Current literature does not strongly recommend for or against the use of postoperative drains following lumbar surgery. In particular, limited literature exists about drains in the realm of revision spinal surgery. Proponents of drains argue that judicious use can decrease rates of hematoma formation, lower the burden of exudate within deadspace, and decrease the risk of infection. The location of drains can vary from subfascial to suprafascial. Subfascial placement can serve to protect exposed neural structures from deep exudate and hematoma formation. In patients with deep wounds and a pronounced fat layer between the fascia and skin, a suprafascial drain may address exudate and blood in this potential deadspace.
Unfortunately, no consensus exists on the exact indications for drain use, location of placement, duration, and thresholds for drain output before removal. A multicenter retrospective study assessing the use of closed suction wound drains in posterior spinal fusions for scoliosis found that 72% of surgeons used drains. Of those who used drains, close to half stated that drains were used based on habit and without specific reasoning. Other less frequent reasons included concern for excessive bleeding, open vertebral canal, or an elevated international normalized ratio (INR). Only 6 of the 50 surgeons involved in the multicenter study specifically cited revision cases as an indication for drain placement. Roughly half of the surgeons removed drains based on a drain output threshold of less than 30 mL per 24 hours, whereas others removed them after a set time (1–3 days) regardless of the exact drain output.
_ _ _
■ **Exercise instructions**
Retype the passage on postoperative drains in lumbar surgery word for word, starting with "Current literature does" and going on through "this potential deadspace.".
_ _ _
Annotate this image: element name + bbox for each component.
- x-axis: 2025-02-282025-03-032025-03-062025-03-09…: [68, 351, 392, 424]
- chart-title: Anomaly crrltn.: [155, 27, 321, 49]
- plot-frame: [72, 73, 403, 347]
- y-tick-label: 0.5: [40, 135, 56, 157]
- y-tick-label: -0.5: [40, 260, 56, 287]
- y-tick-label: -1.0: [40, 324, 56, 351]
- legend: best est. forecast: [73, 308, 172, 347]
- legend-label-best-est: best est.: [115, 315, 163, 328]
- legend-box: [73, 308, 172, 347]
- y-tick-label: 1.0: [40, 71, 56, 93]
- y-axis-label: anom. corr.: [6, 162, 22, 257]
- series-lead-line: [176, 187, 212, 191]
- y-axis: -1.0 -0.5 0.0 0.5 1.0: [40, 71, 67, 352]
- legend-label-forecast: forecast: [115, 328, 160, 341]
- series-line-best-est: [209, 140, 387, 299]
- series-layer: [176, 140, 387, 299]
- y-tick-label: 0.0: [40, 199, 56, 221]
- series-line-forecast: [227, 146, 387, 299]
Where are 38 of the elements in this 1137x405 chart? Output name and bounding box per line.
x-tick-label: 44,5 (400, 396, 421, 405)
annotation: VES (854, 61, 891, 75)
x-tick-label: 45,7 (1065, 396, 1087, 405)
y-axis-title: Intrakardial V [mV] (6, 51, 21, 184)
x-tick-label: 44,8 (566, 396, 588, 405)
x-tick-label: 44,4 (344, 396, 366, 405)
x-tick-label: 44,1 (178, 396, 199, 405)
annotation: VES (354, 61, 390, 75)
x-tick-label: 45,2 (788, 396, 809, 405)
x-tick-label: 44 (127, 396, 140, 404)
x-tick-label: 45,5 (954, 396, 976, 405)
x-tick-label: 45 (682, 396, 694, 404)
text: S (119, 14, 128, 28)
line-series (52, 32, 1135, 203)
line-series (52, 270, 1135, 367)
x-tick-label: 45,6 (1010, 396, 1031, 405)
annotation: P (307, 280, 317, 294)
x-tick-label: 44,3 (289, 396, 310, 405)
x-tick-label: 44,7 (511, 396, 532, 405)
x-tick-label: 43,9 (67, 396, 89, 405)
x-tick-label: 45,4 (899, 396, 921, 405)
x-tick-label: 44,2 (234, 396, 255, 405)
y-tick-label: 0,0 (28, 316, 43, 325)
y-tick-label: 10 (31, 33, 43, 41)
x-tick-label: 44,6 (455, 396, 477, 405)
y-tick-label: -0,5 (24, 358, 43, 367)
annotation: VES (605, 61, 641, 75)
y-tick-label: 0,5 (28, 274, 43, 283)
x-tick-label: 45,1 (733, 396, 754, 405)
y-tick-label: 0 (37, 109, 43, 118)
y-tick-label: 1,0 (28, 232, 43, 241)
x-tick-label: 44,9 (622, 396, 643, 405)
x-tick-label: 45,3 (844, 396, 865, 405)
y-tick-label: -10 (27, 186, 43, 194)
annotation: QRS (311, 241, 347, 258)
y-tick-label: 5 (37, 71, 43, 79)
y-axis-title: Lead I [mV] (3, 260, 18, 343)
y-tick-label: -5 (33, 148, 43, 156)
_ _ _
■ **Your solution**
Current literature does not strongly recommend for or against the use of postoperative drains following lumbar surgery. In particular, limited literature exists about drains in the realm of revision spinal surgery. Proponents of drains argue that judicious use can decrease rates of hematoma formation, lower the burden of exudate within deadspace, and decrease the risk of infection. The location of drains can vary from subfascial to suprafascial. Subfascial placement can serve to protect exposed neural structures from deep exudate and hematoma formation. In patients with deep wounds and a pronounced fat layer between the fascia and skin, a suprafascial drain may address exudate and blood in this potential deadspace.